[Dataset excerpts]
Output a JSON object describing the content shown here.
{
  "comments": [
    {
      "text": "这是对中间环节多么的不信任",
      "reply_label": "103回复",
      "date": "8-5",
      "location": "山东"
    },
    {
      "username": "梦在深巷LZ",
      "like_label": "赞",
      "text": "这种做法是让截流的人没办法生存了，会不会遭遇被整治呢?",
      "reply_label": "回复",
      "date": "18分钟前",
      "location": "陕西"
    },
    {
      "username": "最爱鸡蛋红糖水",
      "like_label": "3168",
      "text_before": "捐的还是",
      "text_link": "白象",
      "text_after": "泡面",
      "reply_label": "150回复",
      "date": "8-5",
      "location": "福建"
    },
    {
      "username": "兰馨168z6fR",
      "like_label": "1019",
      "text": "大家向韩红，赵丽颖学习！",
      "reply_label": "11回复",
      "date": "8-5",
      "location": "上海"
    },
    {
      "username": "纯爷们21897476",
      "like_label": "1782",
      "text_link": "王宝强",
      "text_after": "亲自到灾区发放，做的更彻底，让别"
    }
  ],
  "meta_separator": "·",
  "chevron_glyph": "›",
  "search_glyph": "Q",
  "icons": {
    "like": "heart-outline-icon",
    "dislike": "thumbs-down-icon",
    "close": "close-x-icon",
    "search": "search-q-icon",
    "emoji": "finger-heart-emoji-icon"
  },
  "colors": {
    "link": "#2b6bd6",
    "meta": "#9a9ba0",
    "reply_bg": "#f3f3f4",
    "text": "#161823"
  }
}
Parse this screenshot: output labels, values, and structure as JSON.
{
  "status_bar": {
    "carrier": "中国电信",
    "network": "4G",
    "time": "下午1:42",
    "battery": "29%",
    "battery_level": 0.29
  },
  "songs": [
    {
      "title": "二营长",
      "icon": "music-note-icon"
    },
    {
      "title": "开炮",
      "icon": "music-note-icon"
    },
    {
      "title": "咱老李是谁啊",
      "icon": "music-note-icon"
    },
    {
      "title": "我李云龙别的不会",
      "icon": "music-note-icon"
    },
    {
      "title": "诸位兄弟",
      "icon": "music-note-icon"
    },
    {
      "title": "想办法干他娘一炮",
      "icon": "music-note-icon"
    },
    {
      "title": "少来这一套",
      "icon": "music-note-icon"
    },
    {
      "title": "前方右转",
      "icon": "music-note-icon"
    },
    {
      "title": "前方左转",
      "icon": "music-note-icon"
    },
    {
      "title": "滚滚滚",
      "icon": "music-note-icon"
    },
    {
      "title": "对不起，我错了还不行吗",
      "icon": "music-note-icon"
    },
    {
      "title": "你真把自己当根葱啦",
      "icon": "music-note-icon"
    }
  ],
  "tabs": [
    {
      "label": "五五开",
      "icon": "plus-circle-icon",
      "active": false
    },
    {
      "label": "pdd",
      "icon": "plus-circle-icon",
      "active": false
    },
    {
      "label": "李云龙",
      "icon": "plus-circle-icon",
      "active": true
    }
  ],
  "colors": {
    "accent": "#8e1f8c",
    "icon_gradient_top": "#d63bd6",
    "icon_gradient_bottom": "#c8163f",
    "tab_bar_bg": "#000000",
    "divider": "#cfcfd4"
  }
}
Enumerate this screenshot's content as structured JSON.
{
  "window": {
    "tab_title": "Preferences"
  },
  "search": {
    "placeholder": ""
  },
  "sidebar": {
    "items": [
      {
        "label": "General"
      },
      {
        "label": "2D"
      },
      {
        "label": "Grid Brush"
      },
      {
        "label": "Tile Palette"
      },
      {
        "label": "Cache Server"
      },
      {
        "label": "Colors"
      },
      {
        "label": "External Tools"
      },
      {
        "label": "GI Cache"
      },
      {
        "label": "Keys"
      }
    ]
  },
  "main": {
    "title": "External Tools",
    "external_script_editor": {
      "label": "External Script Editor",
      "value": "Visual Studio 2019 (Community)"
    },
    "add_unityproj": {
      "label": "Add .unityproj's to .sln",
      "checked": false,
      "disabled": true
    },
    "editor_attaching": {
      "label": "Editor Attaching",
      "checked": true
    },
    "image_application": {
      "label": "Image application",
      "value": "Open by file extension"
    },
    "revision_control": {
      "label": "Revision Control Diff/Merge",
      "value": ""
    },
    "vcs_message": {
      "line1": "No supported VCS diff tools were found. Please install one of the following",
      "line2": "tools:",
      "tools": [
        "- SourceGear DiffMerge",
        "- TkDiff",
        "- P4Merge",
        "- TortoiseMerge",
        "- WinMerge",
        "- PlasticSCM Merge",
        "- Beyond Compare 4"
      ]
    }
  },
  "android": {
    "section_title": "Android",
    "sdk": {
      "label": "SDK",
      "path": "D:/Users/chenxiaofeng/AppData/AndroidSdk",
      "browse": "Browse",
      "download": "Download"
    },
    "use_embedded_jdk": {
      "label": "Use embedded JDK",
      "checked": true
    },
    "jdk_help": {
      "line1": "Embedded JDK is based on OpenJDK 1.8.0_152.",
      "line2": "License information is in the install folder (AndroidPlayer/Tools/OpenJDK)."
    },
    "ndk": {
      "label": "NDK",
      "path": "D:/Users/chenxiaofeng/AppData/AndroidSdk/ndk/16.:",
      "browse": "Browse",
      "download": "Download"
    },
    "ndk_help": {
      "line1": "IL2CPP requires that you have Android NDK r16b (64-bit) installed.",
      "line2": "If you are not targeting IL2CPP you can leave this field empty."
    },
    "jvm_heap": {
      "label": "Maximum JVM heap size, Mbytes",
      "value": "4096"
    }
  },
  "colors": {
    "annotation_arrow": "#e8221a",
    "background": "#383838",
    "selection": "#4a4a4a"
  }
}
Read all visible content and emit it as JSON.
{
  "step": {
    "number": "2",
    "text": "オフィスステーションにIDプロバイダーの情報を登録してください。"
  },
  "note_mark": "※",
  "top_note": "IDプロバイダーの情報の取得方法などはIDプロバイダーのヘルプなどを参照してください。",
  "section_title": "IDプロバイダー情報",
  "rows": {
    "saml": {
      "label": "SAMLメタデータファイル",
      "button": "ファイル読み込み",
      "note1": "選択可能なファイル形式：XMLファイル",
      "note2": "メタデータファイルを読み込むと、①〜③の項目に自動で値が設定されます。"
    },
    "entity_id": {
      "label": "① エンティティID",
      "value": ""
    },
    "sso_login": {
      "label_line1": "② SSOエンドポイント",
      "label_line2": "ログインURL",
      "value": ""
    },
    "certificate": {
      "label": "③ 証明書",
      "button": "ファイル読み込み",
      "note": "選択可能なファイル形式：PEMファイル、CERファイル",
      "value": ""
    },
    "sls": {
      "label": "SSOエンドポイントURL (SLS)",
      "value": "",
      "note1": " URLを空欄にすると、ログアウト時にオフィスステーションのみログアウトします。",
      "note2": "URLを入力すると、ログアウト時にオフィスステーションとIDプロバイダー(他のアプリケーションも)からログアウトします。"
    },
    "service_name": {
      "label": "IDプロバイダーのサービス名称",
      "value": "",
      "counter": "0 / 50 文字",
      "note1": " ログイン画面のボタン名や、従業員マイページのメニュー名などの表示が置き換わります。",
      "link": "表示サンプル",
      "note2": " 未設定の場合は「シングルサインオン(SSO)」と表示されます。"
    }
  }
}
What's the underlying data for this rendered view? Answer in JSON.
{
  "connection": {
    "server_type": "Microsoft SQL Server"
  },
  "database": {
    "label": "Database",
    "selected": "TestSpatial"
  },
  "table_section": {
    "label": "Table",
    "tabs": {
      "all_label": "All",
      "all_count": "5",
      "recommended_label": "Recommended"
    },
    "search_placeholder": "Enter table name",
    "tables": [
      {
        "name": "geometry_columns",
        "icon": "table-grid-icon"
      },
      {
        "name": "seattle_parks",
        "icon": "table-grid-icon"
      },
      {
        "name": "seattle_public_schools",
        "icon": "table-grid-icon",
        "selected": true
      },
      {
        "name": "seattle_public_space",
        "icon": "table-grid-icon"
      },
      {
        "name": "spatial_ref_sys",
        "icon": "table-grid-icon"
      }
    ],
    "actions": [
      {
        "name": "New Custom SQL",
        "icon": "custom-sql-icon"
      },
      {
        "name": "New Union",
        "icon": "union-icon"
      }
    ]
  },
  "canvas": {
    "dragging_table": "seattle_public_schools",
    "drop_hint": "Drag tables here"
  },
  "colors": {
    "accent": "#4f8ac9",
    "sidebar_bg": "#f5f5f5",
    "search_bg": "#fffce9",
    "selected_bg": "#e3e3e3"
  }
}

__WHAT IS NEEDED__. Scan the material above and determine how many lines include the word "OpenJDK"; report only the number.

__TASK OUTPUT__. 2